- _AIM_
The listing below is to be output in its exact form.

- _Stored entries_
╭──
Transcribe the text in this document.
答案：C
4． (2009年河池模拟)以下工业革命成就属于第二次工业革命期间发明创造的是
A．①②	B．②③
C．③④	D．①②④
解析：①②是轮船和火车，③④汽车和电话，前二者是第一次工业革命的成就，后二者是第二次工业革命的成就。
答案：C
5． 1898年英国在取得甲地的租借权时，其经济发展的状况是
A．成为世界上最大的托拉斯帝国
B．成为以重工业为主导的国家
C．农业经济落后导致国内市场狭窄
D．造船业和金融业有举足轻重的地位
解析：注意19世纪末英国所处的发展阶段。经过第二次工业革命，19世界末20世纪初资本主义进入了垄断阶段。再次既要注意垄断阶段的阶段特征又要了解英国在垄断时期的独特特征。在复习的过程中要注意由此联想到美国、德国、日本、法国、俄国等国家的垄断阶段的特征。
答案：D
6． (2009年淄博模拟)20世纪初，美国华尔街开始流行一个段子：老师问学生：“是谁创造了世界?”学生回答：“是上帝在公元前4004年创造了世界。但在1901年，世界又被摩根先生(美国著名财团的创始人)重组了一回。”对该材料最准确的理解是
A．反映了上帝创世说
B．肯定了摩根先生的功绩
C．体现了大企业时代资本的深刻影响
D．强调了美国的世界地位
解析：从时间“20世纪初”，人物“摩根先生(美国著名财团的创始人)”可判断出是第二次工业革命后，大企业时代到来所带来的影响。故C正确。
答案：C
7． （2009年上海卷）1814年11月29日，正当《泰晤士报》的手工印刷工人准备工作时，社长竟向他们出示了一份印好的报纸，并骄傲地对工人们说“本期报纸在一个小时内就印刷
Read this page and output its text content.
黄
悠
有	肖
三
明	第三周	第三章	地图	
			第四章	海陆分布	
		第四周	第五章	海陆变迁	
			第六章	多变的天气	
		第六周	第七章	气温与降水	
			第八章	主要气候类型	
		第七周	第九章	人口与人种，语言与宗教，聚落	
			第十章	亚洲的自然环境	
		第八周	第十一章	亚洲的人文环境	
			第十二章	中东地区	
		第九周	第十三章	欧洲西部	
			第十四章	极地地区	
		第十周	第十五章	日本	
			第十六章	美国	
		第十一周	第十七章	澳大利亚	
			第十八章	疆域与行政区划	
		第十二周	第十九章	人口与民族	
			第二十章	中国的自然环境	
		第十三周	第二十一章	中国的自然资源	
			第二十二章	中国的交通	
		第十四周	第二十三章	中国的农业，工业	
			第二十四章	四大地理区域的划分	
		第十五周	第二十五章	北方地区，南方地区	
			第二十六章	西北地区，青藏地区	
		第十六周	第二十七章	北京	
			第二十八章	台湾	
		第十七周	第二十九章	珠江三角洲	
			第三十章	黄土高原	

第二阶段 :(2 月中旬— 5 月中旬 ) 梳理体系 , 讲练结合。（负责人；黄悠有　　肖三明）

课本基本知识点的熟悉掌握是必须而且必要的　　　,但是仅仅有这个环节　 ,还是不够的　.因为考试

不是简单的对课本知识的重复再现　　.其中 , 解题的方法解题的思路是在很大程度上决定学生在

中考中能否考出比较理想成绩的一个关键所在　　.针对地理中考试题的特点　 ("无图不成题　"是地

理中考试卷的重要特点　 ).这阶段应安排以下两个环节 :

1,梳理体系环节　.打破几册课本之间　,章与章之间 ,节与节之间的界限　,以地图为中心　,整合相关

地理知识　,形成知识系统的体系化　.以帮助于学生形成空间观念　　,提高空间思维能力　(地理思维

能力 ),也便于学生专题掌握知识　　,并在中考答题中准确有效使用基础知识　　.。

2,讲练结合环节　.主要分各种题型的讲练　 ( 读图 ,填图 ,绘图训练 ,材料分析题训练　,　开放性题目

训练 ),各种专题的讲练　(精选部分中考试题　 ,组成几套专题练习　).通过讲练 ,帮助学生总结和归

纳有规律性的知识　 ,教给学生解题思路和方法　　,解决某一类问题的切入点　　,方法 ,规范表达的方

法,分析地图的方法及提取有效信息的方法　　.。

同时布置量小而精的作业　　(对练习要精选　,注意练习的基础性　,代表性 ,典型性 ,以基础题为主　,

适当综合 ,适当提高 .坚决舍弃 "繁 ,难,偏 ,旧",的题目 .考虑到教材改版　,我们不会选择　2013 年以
╰──
- _REPLY_
Transcribe the text in this document.
答案：C
4． (2009年河池模拟)以下工业革命成就属于第二次工业革命期间发明创造的是
A．①②	B．②③
C．③④	D．①②④
解析：①②是轮船和火车，③④汽车和电话，前二者是第一次工业革命的成就，后二者是第二次工业革命的成就。
答案：C
5． 1898年英国在取得甲地的租借权时，其经济发展的状况是
A．成为世界上最大的托拉斯帝国
B．成为以重工业为主导的国家
C．农业经济落后导致国内市场狭窄
D．造船业和金融业有举足轻重的地位
解析：注意19世纪末英国所处的发展阶段。经过第二次工业革命，19世界末20世纪初资本主义进入了垄断阶段。再次既要注意垄断阶段的阶段特征又要了解英国在垄断时期的独特特征。在复习的过程中要注意由此联想到美国、德国、日本、法国、俄国等国家的垄断阶段的特征。
答案：D
6． (2009年淄博模拟)20世纪初，美国华尔街开始流行一个段子：老师问学生：“是谁创造了世界?”学生回答：“是上帝在公元前4004年创造了世界。但在1901年，世界又被摩根先生(美国著名财团的创始人)重组了一回。”对该材料最准确的理解是
A．反映了上帝创世说
B．肯定了摩根先生的功绩
C．体现了大企业时代资本的深刻影响
D．强调了美国的世界地位
解析：从时间“20世纪初”，人物“摩根先生(美国著名财团的创始人)”可判断出是第二次工业革命后，大企业时代到来所带来的影响。故C正确。
答案：C
7． （2009年上海卷）1814年11月29日，正当《泰晤士报》的手工印刷工人准备工作时，社长竟向他们出示了一份印好的报纸，并骄傲地对工人们说“本期报纸在一个小时内就印刷
Read this page and output its text content.
黄
悠
有	肖
三
明	第三周	第三章	地图	
			第四章	海陆分布	
		第四周	第五章	海陆变迁	
			第六章	多变的天气	
		第六周	第七章	气温与降水	
			第八章	主要气候类型	
		第七周	第九章	人口与人种，语言与宗教，聚落	
			第十章	亚洲的自然环境	
		第八周	第十一章	亚洲的人文环境	
			第十二章	中东地区	
		第九周	第十三章	欧洲西部	
			第十四章	极地地区	
		第十周	第十五章	日本	
			第十六章	美国	
		第十一周	第十七章	澳大利亚	
			第十八章	疆域与行政区划	
		第十二周	第十九章	人口与民族	
			第二十章	中国的自然环境	
		第十三周	第二十一章	中国的自然资源	
			第二十二章	中国的交通	
		第十四周	第二十三章	中国的农业，工业	
			第二十四章	四大地理区域的划分	
		第十五周	第二十五章	北方地区，南方地区	
			第二十六章	西北地区，青藏地区	
		第十六周	第二十七章	北京	
			第二十八章	台湾	
		第十七周	第二十九章	珠江三角洲	
			第三十章	黄土高原	

第二阶段 :(2 月中旬— 5 月中旬 ) 梳理体系 , 讲练结合。（负责人；黄悠有　　肖三明）

课本基本知识点的熟悉掌握是必须而且必要的　　　,但是仅仅有这个环节　 ,还是不够的　.因为考试

不是简单的对课本知识的重复再现　　.其中 , 解题的方法解题的思路是在很大程度上决定学生在

中考中能否考出比较理想成绩的一个关键所在　　.针对地理中考试题的特点　 ("无图不成题　"是地

理中考试卷的重要特点　 ).这阶段应安排以下两个环节 :

1,梳理体系环节　.打破几册课本之间　,章与章之间 ,节与节之间的界限　,以地图为中心　,整合相关

地理知识　,形成知识系统的体系化　.以帮助于学生形成空间观念　　,提高空间思维能力　(地理思维

能力 ),也便于学生专题掌握知识　　,并在中考答题中准确有效使用基础知识　　.。

2,讲练结合环节　.主要分各种题型的讲练　 ( 读图 ,填图 ,绘图训练 ,材料分析题训练　,　开放性题目

训练 ),各种专题的讲练　(精选部分中考试题　 ,组成几套专题练习　).通过讲练 ,帮助学生总结和归

纳有规律性的知识　 ,教给学生解题思路和方法　　,解决某一类问题的切入点　　,方法 ,规范表达的方

法,分析地图的方法及提取有效信息的方法　　.。

同时布置量小而精的作业　　(对练习要精选　,注意练习的基础性　,代表性 ,典型性 ,以基础题为主　,

适当综合 ,适当提高 .坚决舍弃 "繁 ,难,偏 ,旧",的题目 .考虑到教材改版　,我们不会选择　2013 年以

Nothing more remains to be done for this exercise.